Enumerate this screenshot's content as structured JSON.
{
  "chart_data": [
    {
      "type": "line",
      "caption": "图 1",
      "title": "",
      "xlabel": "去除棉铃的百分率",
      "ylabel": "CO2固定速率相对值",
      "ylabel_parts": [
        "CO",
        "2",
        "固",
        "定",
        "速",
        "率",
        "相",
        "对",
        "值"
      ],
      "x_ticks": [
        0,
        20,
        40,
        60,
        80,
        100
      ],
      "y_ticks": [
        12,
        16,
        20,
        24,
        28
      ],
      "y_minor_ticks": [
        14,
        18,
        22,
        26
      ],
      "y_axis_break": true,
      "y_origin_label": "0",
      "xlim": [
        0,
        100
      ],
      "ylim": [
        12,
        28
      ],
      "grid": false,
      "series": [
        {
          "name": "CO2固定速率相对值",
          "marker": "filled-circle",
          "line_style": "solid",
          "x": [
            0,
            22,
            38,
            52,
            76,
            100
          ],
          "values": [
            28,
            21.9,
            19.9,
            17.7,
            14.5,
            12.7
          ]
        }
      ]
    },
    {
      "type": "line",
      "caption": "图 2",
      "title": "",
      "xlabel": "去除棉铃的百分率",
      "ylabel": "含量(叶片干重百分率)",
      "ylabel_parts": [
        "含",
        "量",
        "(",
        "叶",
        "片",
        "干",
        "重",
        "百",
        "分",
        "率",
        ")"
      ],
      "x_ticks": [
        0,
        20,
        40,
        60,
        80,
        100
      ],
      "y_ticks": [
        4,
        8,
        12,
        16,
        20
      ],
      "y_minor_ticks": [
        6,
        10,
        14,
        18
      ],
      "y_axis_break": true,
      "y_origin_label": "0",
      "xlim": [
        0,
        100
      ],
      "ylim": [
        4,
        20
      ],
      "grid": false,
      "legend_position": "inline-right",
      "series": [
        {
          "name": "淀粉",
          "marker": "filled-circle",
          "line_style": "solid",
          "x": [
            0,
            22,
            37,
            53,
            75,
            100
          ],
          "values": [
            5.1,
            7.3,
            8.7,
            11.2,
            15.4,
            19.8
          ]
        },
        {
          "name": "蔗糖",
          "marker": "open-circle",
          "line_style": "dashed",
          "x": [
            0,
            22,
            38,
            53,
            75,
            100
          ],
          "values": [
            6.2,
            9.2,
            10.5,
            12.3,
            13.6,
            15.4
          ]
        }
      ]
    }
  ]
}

════

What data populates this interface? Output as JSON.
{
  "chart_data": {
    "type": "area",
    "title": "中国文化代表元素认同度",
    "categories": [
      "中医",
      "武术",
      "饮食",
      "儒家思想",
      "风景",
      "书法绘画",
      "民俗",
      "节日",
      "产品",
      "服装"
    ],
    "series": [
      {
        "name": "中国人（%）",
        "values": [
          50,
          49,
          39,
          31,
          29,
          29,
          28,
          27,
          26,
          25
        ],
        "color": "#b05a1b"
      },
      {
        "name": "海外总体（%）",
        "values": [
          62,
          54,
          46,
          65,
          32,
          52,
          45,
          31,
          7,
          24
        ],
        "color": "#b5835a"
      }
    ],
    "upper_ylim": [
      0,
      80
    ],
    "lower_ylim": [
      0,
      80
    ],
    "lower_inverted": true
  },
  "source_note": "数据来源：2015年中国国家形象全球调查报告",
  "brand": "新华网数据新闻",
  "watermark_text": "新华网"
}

════

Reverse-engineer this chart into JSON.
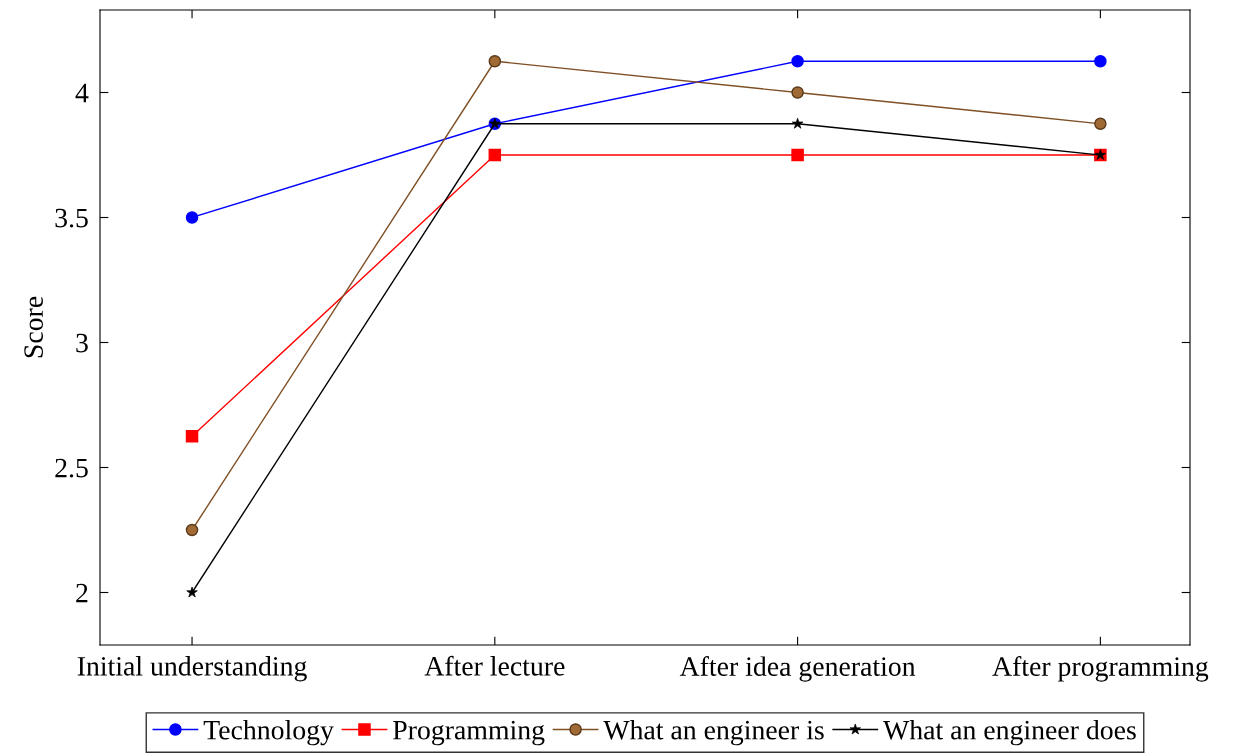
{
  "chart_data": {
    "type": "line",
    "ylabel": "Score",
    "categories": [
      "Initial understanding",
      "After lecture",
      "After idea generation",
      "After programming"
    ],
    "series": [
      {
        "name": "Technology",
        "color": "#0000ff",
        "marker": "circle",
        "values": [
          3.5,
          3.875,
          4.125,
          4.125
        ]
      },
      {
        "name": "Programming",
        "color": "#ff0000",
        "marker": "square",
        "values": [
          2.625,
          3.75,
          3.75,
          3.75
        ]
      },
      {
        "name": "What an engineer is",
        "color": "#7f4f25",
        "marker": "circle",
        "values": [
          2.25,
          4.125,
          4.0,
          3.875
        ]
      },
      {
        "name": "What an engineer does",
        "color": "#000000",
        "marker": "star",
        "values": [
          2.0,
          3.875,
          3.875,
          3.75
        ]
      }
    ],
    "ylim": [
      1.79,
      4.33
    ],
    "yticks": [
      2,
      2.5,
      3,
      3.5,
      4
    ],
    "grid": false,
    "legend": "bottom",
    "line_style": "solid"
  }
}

════

**WHAT THE TASK ASKS**
Identify every line where the string "marker" appears.

**EXPECTED ANSWER**
          "marker": "filled-circle",
          "marker": "filled-circle",
          "marker": "open-circle",
        "marker": "circle",
        "marker": "square",
        "marker": "circle",
        "marker": "star",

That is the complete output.